"""

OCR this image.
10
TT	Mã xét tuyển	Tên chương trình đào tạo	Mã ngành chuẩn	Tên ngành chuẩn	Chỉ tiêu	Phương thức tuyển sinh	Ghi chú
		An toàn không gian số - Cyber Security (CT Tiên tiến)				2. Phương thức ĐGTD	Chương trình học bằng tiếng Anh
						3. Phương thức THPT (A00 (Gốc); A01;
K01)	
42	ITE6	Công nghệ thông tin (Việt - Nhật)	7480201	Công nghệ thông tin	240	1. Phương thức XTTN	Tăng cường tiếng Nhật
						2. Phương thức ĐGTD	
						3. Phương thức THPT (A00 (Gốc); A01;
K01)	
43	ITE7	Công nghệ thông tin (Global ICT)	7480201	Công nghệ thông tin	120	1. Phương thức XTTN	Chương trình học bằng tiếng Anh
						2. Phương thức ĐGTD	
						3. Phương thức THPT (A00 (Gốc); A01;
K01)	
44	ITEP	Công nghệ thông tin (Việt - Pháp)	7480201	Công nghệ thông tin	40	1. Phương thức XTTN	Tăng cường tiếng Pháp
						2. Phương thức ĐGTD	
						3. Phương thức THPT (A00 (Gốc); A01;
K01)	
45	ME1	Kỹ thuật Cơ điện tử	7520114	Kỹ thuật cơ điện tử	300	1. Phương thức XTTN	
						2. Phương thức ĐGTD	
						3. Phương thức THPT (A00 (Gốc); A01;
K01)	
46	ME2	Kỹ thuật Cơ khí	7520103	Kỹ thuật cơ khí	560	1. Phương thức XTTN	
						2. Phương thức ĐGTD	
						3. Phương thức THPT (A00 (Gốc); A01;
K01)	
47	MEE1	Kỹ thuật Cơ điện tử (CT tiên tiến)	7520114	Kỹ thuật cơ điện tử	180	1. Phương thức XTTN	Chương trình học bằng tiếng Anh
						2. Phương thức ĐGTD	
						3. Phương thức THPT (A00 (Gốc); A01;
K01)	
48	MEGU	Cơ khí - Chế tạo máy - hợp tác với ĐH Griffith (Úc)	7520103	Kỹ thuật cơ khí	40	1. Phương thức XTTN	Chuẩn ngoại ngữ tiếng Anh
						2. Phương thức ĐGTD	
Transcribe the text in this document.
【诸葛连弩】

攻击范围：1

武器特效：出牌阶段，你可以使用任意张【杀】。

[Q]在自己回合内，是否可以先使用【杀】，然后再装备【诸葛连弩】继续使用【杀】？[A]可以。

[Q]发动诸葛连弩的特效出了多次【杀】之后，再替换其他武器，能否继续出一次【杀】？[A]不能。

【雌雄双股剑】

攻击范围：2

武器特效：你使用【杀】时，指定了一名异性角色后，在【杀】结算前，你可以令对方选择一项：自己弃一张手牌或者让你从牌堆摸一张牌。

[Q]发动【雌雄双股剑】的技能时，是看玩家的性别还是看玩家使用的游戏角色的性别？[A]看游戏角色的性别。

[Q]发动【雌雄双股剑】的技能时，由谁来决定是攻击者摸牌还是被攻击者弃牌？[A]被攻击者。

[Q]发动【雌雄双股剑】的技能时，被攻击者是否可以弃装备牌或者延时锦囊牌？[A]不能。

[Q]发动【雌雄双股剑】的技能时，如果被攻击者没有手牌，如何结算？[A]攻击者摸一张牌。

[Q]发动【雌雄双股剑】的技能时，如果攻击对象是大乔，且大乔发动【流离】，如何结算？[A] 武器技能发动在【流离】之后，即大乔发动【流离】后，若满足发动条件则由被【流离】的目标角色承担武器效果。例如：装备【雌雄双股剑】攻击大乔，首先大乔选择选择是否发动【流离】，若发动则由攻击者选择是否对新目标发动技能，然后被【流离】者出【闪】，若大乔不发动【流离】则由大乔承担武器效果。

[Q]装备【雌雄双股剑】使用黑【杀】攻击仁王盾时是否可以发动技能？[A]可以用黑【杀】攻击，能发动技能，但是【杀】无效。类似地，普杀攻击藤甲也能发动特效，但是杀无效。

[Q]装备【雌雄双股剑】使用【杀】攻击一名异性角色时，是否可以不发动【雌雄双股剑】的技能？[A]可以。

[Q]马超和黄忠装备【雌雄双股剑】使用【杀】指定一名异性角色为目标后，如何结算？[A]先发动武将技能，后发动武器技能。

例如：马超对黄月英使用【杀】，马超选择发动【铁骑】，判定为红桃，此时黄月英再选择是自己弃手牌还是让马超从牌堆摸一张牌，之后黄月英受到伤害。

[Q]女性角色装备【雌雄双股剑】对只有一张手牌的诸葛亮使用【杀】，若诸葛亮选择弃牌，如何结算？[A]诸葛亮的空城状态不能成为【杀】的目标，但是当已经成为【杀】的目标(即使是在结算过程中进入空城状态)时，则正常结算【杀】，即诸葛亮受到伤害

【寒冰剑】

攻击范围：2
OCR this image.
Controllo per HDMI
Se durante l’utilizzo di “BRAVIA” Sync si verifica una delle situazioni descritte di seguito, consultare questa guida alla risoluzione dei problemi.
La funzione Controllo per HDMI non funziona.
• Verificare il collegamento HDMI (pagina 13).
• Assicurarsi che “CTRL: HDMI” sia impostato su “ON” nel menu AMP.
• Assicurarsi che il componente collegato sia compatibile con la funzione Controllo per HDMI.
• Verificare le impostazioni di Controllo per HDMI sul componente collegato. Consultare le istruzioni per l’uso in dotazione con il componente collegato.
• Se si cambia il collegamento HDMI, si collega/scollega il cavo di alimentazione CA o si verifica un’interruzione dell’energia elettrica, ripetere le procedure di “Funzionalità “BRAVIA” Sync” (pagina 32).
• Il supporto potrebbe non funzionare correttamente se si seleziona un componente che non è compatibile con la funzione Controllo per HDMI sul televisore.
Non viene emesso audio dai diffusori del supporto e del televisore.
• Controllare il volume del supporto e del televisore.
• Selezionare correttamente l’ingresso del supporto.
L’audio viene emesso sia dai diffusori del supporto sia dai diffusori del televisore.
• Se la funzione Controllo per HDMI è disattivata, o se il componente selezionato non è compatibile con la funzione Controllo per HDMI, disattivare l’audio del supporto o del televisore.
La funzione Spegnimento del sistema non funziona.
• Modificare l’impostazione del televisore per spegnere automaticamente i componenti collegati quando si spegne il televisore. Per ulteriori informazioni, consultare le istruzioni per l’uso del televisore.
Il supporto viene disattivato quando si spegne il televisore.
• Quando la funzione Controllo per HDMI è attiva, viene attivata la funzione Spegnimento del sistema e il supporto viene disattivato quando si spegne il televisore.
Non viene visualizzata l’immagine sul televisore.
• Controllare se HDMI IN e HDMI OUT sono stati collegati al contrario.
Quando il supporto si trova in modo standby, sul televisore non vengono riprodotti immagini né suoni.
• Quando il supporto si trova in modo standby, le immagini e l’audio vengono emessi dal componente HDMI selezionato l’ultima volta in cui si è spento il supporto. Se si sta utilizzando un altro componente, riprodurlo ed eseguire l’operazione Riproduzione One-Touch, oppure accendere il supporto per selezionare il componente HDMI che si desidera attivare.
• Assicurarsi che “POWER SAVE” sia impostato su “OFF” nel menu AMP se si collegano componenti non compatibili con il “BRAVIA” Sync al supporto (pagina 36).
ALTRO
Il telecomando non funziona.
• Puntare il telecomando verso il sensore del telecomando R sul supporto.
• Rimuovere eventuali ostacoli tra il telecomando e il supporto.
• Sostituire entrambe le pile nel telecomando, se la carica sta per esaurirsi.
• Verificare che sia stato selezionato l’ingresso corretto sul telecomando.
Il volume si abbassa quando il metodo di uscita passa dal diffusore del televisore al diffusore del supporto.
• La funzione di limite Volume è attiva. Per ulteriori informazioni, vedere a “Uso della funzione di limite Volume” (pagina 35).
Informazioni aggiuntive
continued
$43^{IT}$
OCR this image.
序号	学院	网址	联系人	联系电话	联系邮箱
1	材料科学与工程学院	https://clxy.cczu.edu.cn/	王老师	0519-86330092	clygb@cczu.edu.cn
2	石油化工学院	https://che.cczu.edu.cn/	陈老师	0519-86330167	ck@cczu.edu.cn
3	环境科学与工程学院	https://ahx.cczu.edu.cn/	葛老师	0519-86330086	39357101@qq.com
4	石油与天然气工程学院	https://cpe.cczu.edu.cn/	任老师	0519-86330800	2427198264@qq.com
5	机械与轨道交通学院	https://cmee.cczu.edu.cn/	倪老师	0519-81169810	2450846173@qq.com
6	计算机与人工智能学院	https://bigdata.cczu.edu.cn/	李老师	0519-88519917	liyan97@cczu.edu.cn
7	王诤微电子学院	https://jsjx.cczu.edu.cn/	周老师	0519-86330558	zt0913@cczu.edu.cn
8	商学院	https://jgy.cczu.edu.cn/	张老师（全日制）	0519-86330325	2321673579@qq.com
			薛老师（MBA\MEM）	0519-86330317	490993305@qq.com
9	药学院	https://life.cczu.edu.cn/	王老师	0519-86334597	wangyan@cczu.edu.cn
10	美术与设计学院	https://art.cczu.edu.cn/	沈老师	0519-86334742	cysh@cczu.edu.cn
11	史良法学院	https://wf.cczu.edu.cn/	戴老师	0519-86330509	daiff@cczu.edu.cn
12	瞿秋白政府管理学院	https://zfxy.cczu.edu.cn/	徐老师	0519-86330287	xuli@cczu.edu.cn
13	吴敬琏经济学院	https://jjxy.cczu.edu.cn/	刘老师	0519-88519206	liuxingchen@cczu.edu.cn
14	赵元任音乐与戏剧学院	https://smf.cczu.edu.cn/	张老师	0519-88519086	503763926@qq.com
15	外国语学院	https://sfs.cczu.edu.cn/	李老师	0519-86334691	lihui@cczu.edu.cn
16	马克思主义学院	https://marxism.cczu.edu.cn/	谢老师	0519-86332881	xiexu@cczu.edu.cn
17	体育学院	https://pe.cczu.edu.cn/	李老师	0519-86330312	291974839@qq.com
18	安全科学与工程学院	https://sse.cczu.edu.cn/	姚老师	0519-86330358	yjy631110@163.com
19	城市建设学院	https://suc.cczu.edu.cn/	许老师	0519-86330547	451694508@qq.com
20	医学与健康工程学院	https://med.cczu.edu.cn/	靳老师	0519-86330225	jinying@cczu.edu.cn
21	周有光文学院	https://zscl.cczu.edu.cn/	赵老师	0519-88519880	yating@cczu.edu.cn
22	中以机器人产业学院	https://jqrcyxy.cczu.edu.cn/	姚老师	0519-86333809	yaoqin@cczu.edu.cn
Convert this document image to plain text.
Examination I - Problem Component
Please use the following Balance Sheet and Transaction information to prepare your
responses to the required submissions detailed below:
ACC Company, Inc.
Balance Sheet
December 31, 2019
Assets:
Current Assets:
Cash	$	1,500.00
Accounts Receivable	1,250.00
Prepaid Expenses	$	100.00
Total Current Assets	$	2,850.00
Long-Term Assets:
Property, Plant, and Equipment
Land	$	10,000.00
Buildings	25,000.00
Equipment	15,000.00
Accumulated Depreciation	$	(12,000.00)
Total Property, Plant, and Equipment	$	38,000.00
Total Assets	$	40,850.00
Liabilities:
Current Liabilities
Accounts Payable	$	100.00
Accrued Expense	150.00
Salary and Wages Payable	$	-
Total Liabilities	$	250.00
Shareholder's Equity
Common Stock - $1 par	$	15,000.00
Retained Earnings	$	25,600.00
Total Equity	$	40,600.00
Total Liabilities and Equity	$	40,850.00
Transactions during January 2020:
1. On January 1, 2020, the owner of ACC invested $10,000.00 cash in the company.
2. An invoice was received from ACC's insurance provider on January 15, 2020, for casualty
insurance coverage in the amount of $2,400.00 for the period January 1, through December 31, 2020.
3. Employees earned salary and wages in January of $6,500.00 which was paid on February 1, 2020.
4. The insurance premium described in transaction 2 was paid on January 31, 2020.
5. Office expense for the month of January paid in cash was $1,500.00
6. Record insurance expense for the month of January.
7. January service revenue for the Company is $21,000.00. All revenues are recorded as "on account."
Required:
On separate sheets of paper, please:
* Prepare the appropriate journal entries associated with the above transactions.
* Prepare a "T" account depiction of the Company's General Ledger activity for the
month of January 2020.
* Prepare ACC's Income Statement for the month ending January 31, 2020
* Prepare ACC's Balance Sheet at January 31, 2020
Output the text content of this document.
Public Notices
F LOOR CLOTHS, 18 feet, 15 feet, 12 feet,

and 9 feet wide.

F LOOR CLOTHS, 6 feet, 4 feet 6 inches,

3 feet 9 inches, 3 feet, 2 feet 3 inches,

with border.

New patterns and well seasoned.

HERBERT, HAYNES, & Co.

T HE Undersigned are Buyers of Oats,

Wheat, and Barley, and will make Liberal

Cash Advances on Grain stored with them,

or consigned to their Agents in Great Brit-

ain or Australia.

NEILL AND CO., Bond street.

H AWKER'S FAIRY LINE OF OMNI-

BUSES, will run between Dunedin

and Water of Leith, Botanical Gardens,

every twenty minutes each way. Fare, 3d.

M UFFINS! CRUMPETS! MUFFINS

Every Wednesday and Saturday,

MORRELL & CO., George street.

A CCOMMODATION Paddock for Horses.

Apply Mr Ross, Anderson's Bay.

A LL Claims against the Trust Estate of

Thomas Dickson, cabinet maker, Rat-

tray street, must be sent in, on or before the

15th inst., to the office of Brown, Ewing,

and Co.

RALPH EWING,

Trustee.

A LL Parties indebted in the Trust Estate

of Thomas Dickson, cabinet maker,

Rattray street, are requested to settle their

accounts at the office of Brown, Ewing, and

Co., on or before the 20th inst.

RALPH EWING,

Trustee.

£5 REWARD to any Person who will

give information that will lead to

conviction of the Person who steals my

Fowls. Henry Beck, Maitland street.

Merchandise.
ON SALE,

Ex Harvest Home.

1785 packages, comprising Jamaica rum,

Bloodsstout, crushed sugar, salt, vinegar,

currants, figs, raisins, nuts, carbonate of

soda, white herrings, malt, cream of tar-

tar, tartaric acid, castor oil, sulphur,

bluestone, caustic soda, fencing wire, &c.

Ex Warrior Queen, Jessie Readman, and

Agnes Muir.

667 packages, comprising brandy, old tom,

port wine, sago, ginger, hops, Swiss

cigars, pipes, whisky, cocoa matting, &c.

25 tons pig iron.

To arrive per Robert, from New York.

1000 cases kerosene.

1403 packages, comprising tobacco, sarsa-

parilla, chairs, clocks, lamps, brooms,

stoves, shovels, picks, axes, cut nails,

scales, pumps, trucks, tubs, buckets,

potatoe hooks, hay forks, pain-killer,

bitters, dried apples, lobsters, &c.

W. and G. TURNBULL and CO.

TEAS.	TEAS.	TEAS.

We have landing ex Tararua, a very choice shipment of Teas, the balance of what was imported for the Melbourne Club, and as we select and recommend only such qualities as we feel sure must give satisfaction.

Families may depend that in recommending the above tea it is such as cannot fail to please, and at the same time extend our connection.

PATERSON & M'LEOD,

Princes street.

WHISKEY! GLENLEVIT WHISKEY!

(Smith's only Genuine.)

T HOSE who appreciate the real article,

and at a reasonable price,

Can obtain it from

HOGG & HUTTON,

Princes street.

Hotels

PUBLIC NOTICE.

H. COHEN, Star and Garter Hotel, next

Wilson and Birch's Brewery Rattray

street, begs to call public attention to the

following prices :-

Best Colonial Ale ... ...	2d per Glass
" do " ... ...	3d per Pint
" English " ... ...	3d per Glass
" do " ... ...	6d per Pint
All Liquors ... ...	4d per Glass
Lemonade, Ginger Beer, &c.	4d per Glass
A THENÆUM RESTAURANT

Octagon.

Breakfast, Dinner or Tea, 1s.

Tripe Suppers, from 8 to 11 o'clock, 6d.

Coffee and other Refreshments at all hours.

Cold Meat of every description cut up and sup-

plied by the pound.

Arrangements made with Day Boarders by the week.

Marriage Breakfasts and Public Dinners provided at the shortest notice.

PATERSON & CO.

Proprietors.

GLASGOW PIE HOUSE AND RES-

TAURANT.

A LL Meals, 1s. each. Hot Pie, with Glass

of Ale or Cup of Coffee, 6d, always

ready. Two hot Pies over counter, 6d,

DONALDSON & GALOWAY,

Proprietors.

"""

◆ **PROBLEM TO SOLVE**:
For each line of the listing that holds the word "cường", show that line.

◆ **TASK OUTPUT**:
42	ITE6	Công nghệ thông tin (Việt - Nhật)	7480201	Công nghệ thông tin	240	1. Phương thức XTTN	Tăng cường tiếng Nhật
44	ITEP	Công nghệ thông tin (Việt - Pháp)	7480201	Công nghệ thông tin	40	1. Phương thức XTTN	Tăng cường tiếng Pháp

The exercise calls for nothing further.